AIM: In the entries below, find the lines with the word "השחור" and copy them.

══════════════════════════════

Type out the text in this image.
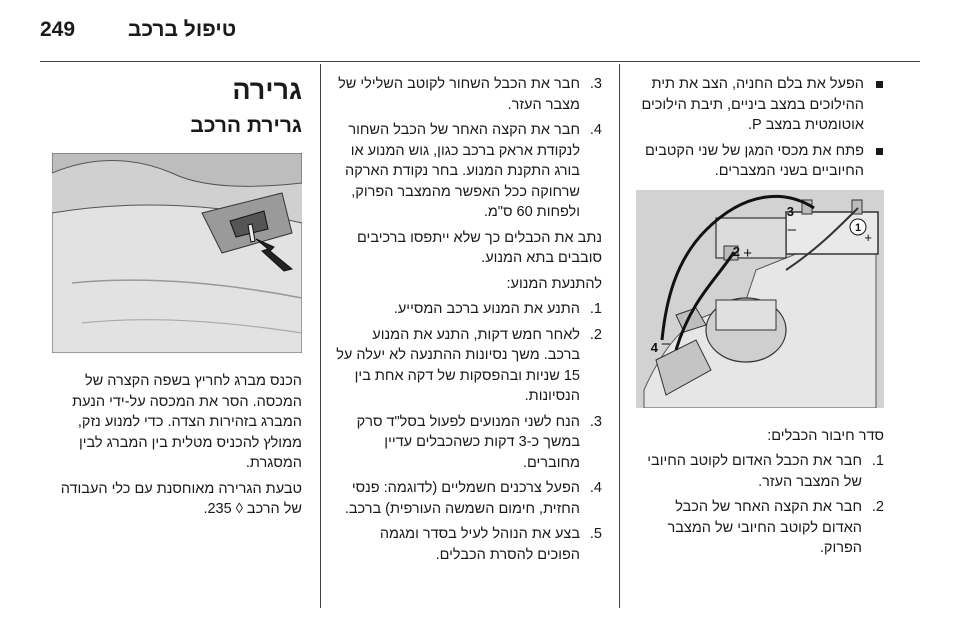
249	טיפול ברכב
הפעל את בלם החניה, הצב את תית ההילוכים במצב ביניים, תיבת הילוכים אוטומטית במצב P.
פתח את מכסי המגן של שני הקטבים החיוביים בשני המצברים.
1
+
2 +
3
–
4 –

סדר חיבור הכבלים:

1.
חבר את הכבל האדום לקוטב החיובי של המצבר העזר.
2.
חבר את הקצה האחר של הכבל האדום לקוטב החיובי של המצבר הפרוק.
3.
חבר את הכבל השחור לקוטב השלילי של מצבר העזר.
4.
חבר את הקצה האחר של הכבל השחור לנקודת אראק ברכב כגון, גוש המנוע או בורג התקנת המנוע. בחר נקודת הארקה שרחוקה ככל האפשר מהמצבר הפרוק, ולפחות 60 ס"מ.

נתב את הכבלים כך שלא ייתפסו ברכיבים סובבים בתא המנוע.

להתנעת המנוע:

1.
התנע את המנוע ברכב המסייע.
2.
לאחר חמש דקות, התנע את המנוע ברכב. משך נסיונות ההתנעה לא יעלה על 15 שניות ובהפסקות של דקה אחת בין הנסיונות.
3.
הנח לשני המנועים לפעול בסל"ד סרק במשך כ-3 דקות כשהכבלים עדיין מחוברים.
4.
הפעל צרכנים חשמליים (לדוגמה: פנסי החזית, חימום השמשה העורפית) ברכב.
5.
בצע את הנוהל לעיל בסדר ומגמה הפוכים להסרת הכבלים.
גרירה
גרירת הרכב

הכנס מברג לחריץ בשפה הקצרה של המכסה. הסר את המכסה על-ידי הנעת המברג בזהירות הצדה. כדי למנוע נזק, ממולץ להכניס מטלית בין המברג לבין המסגרת.

טבעת הגרירה מאוחסנת עם כלי העבודה של הרכב ◊ 235.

══════════════════════════════

RESPONSE BELOW:
חבר את הכבל השחור לקוטב השלילי של מצבר העזר.
חבר את הקצה האחר של הכבל השחור לנקודת אראק ברכב כגון, גוש המנוע או בורג התקנת המנוע. בחר נקודת הארקה שרחוקה ככל האפשר מהמצבר הפרוק, ולפחות 60 ס"מ.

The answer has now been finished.